■ **Provided material**:
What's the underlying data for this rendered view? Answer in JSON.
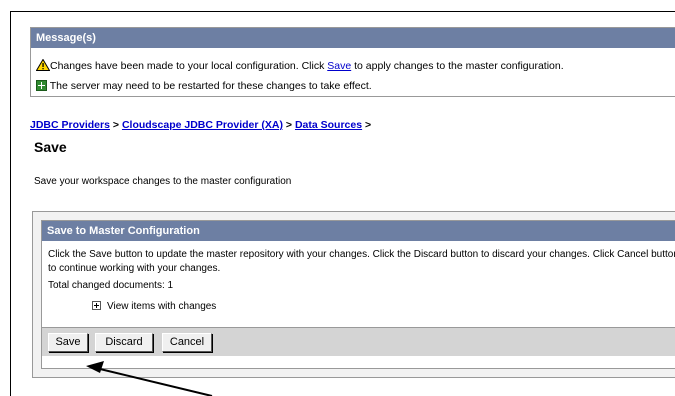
{
  "messages": {
    "header": "Message(s)",
    "line1_before": "Changes have been made to your local configuration. Click ",
    "line1_link": "Save",
    "line1_after": " to apply changes to the master configuration.",
    "line2": "The server may need to be restarted for these changes to take effect."
  },
  "breadcrumb": {
    "items": [
      "JDBC Providers",
      "Cloudscape JDBC Provider (XA)",
      "Data Sources"
    ],
    "separator": ">"
  },
  "page": {
    "title": "Save",
    "description": "Save your workspace changes to the master configuration"
  },
  "save_panel": {
    "header": "Save to Master Configuration",
    "instructions": "Click the Save button to update the master repository with your changes. Click the Discard button to discard your changes. Click Cancel button to continue working with your changes.",
    "total_changed": "Total changed documents: 1",
    "view_items": "View items with changes",
    "buttons": {
      "save": "Save",
      "discard": "Discard",
      "cancel": "Cancel"
    }
  },
  "icons": {
    "warning": "warning-icon",
    "info": "info-icon",
    "expand": "expand-plus-icon"
  },
  "colors": {
    "header_bg": "#6d7fa3",
    "link": "#0000cc",
    "button_bar": "#d4d4d4"
  }
}
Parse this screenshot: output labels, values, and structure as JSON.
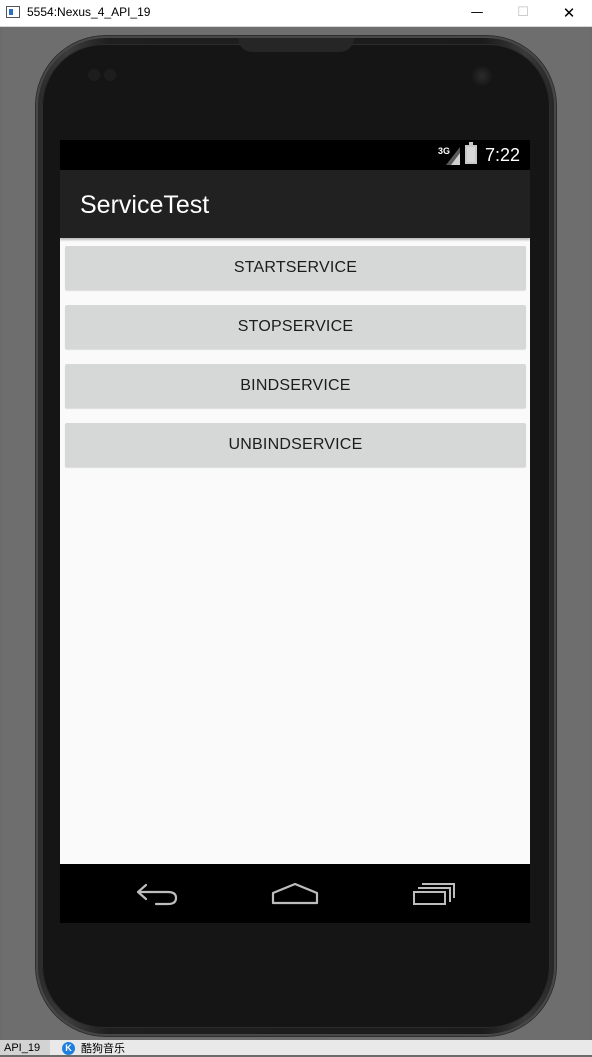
{
  "window": {
    "title": "5554:Nexus_4_API_19",
    "minimize_glyph": "—",
    "maximize_glyph": "☐",
    "close_glyph": "✕"
  },
  "status_bar": {
    "network_type": "3G",
    "time": "7:22"
  },
  "app": {
    "title": "ServiceTest"
  },
  "buttons": [
    {
      "label": "STARTSERVICE"
    },
    {
      "label": "STOPSERVICE"
    },
    {
      "label": "BINDSERVICE"
    },
    {
      "label": "UNBINDSERVICE"
    }
  ],
  "nav": {
    "icons": [
      "back-icon",
      "home-icon",
      "recent-apps-icon"
    ]
  },
  "taskbar": {
    "item_label": "API_19",
    "app_icon_letter": "K",
    "app_label": "酷狗音乐"
  },
  "colors": {
    "status_bar": "#000000",
    "action_bar": "#212121",
    "screen_background": "#fafafa",
    "button_background": "#d6d7d7",
    "nav_bar": "#000000"
  }
}
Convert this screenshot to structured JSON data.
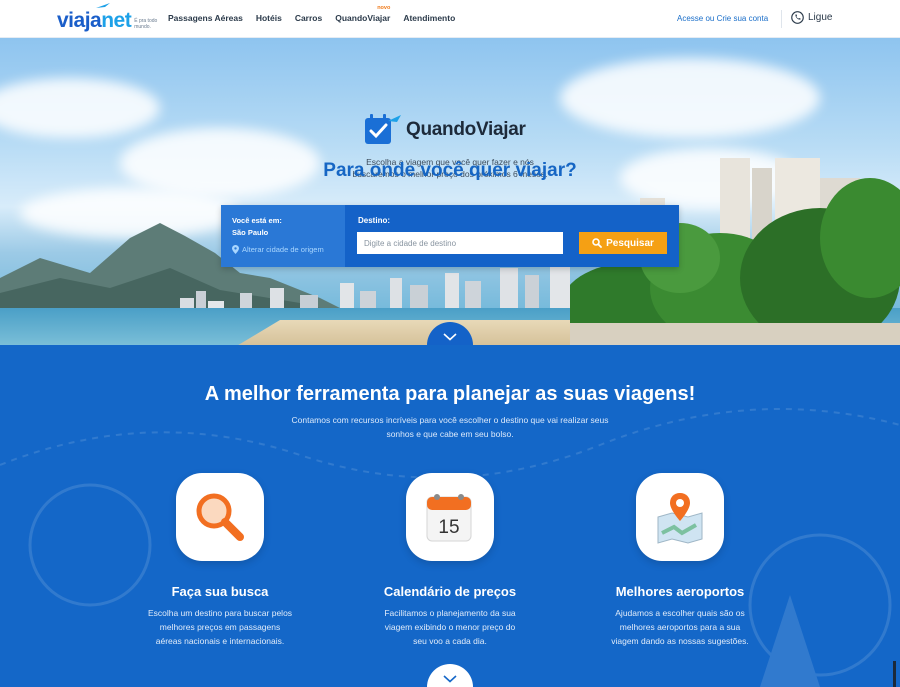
{
  "header": {
    "logo_main": "viaja",
    "logo_accent": "net",
    "logo_tagline": "É pra todo mundo.",
    "nav": [
      {
        "label": "Passagens Aéreas"
      },
      {
        "label": "Hotéis"
      },
      {
        "label": "Carros"
      },
      {
        "label": "QuandoViajar",
        "badge": "novo"
      },
      {
        "label": "Atendimento"
      }
    ],
    "login": "Acesse ou Crie sua conta",
    "phone_label": "Ligue"
  },
  "hero": {
    "brand": "QuandoViajar",
    "subtitle_line1": "Escolha a viagem que você quer fazer e nós",
    "subtitle_line2": "buscaremos o melhor preço dos próximos 6 meses.",
    "title": "Para onde você quer viajar?",
    "search": {
      "origin_label": "Você está em:",
      "origin_city": "São Paulo",
      "change_origin": "Alterar cidade de origem",
      "destination_label": "Destino:",
      "destination_placeholder": "Digite a cidade de destino",
      "destination_value": "",
      "button_label": "Pesquisar"
    }
  },
  "features": {
    "title": "A melhor ferramenta para planejar as suas viagens!",
    "subtitle_line1": "Contamos com recursos incríveis para você escolher o destino que vai realizar seus",
    "subtitle_line2": "sonhos e que cabe em seu bolso.",
    "items": [
      {
        "icon": "magnifier-icon",
        "title": "Faça sua busca",
        "line1": "Escolha um destino para buscar pelos",
        "line2": "melhores preços em passagens",
        "line3": "aéreas nacionais e internacionais."
      },
      {
        "icon": "calendar-icon",
        "calendar_day": "15",
        "title": "Calendário de preços",
        "line1": "Facilitamos o planejamento da sua",
        "line2": "viagem exibindo o menor preço do",
        "line3": "seu voo a cada dia."
      },
      {
        "icon": "map-pin-icon",
        "title": "Melhores aeroportos",
        "line1": "Ajudamos a escolher quais são os",
        "line2": "melhores aeroportos para a sua",
        "line3": "viagem dando as nossas sugestões."
      }
    ]
  },
  "colors": {
    "brand_blue": "#1467c8",
    "accent_orange": "#f5a014",
    "link_blue": "#1a6ec9"
  }
}
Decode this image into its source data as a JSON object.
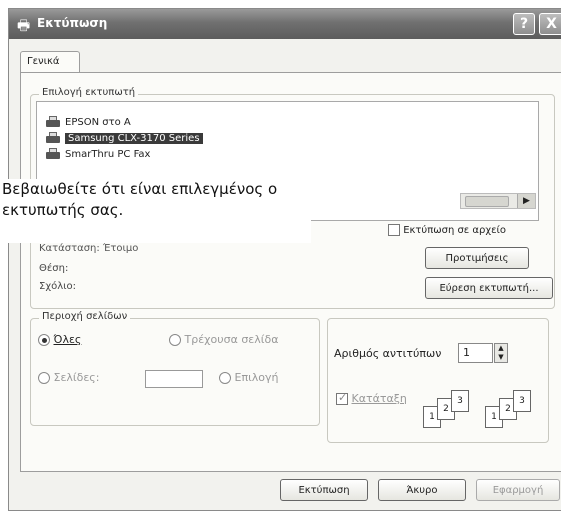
{
  "window": {
    "title": "Εκτύπωση",
    "help_button": "?",
    "close_button": "X"
  },
  "tabs": [
    {
      "label": "Γενικά"
    }
  ],
  "printer_select": {
    "legend": "Επιλογή εκτυπωτή",
    "printers": [
      {
        "name": "EPSON στο A",
        "selected": false
      },
      {
        "name": "Samsung CLX-3170 Series",
        "selected": true
      },
      {
        "name": "SmarThru PC Fax",
        "selected": false
      }
    ]
  },
  "callout": {
    "text": "Βεβαιωθείτε ότι είναι επιλεγμένος ο εκτυπωτής σας."
  },
  "info": {
    "status_label": "Κατάσταση:",
    "status_value": "Έτοιμο",
    "location_label": "Θέση:",
    "comment_label": "Σχόλιο:"
  },
  "print_to_file": {
    "label": "Εκτύπωση σε αρχείο",
    "checked": false
  },
  "buttons": {
    "preferences": "Προτιμήσεις",
    "find_printer": "Εύρεση εκτυπωτή...",
    "print": "Εκτύπωση",
    "cancel": "Άκυρο",
    "apply": "Εφαρμογή"
  },
  "page_range": {
    "legend": "Περιοχή σελίδων",
    "all": "Όλες",
    "current_page": "Τρέχουσα σελίδα",
    "pages": "Σελίδες:",
    "selection": "Επιλογή",
    "selected_option": "all"
  },
  "copies": {
    "label": "Αριθμός αντιτύπων",
    "value": "1",
    "collate_label": "Κατάταξη",
    "collate_checked": true,
    "page_numbers": [
      "1",
      "2",
      "3"
    ]
  },
  "scroll": {
    "arrow": "▶"
  }
}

■ **Description of the task**:
Copy each line of the listing that contains the string "Επιλογή".

■ **Task output**:
    "legend": "Επιλογή εκτυπωτή",
    "selection": "Επιλογή",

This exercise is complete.